> What is being asked
Exactly reproduce the line that contains "Read this page and output its text content." and all lines after it in the entries below, through the very last line.

> Records shown
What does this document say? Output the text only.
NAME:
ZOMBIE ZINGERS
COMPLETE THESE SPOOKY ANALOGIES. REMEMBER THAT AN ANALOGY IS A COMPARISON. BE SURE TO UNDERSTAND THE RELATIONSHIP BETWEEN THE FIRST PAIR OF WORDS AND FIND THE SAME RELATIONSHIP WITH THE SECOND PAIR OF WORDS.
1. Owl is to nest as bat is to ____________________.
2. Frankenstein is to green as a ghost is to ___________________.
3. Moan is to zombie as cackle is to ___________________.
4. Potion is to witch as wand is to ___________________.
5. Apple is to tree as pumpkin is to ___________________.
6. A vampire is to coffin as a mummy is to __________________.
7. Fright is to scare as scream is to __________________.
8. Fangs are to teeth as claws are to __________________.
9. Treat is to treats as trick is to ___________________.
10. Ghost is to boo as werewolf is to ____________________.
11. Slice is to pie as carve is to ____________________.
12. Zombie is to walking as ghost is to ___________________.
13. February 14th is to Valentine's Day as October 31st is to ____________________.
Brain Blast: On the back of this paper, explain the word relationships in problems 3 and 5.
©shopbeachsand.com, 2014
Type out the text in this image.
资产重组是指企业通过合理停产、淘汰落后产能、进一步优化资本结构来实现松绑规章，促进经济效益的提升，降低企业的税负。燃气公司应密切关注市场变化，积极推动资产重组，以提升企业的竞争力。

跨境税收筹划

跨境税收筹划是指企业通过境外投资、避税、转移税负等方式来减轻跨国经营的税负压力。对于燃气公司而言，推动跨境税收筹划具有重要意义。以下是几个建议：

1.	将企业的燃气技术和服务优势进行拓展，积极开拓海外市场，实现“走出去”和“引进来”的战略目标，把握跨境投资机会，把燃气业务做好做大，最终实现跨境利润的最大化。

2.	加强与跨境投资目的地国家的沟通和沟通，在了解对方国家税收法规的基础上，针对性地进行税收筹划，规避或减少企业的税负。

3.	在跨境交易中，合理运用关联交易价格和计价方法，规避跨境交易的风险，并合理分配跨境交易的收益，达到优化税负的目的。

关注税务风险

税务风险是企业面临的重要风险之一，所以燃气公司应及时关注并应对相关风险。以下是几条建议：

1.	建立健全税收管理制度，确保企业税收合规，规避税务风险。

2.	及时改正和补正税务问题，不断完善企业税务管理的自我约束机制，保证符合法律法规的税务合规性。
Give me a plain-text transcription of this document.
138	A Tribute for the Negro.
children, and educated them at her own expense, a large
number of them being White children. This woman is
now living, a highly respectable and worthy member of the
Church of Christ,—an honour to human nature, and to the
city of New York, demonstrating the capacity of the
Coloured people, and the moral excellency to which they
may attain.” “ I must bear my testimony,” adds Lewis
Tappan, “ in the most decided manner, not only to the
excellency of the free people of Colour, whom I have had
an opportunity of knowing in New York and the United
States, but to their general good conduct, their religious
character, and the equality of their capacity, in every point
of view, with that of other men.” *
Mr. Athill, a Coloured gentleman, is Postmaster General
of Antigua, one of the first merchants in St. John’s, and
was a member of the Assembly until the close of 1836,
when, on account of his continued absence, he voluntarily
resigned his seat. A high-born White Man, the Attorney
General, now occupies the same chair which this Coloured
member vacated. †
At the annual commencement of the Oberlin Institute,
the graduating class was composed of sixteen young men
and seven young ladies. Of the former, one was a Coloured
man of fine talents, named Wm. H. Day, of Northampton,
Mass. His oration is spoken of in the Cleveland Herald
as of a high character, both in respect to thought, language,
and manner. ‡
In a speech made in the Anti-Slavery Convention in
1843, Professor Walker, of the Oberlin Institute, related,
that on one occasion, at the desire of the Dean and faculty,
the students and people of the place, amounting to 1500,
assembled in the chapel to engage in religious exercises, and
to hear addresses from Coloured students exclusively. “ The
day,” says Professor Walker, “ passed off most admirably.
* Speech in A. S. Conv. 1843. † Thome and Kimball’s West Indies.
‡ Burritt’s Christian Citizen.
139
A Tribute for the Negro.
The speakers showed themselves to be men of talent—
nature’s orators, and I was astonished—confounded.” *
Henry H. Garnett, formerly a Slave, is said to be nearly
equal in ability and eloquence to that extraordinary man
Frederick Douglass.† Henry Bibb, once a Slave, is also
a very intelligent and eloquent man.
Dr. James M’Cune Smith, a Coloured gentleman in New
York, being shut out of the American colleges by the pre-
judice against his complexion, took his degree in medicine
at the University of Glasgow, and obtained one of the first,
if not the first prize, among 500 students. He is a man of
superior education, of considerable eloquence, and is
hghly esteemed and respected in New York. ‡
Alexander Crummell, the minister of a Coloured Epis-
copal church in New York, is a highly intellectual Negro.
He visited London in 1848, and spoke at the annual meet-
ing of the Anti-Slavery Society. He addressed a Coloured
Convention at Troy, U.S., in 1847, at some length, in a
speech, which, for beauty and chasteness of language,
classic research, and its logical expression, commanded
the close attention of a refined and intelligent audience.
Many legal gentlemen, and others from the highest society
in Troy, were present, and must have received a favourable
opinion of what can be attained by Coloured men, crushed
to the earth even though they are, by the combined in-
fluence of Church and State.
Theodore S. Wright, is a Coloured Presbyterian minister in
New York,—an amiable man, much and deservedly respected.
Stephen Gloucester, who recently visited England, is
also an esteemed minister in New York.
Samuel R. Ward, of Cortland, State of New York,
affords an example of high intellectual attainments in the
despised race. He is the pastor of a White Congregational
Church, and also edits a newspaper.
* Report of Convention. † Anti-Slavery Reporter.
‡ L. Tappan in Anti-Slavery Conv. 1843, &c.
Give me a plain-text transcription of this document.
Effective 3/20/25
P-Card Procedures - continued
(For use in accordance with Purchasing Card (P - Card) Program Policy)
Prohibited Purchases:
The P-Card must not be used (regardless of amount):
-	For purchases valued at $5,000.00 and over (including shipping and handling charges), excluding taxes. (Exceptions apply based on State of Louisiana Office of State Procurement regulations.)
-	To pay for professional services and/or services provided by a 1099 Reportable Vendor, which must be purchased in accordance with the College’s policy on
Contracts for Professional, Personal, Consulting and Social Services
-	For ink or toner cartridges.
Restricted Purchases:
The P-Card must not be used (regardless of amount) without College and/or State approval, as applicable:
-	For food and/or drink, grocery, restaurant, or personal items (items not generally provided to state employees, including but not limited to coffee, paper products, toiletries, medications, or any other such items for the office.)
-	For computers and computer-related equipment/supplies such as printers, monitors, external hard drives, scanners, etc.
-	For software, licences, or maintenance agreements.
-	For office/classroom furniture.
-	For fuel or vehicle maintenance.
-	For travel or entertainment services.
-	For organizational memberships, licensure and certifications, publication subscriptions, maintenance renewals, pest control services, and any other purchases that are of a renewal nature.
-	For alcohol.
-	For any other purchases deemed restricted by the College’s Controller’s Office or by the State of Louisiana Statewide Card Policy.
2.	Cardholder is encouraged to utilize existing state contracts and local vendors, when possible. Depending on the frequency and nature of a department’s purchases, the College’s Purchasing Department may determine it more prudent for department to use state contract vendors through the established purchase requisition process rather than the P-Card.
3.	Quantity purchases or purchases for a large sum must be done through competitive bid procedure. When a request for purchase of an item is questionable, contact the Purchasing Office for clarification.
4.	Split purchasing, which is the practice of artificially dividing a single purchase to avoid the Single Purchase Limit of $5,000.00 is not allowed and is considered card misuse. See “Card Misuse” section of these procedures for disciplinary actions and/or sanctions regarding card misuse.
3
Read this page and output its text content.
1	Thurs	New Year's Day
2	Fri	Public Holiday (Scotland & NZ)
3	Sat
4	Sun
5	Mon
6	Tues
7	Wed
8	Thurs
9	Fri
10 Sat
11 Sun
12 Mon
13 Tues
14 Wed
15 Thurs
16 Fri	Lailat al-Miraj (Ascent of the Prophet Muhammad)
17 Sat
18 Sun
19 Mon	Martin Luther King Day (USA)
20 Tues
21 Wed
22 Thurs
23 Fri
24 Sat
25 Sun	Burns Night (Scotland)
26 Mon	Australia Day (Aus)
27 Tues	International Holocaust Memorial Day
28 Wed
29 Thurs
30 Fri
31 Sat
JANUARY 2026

> Task answer
Read this page and output its text content.
1	Thurs	New Year's Day
2	Fri	Public Holiday (Scotland & NZ)
3	Sat
4	Sun
5	Mon
6	Tues
7	Wed
8	Thurs
9	Fri
10 Sat
11 Sun
12 Mon
13 Tues
14 Wed
15 Thurs
16 Fri	Lailat al-Miraj (Ascent of the Prophet Muhammad)
17 Sat
18 Sun
19 Mon	Martin Luther King Day (USA)
20 Tues
21 Wed
22 Thurs
23 Fri
24 Sat
25 Sun	Burns Night (Scotland)
26 Mon	Australia Day (Aus)
27 Tues	International Holocaust Memorial Day
28 Wed
29 Thurs
30 Fri
31 Sat
JANUARY 2026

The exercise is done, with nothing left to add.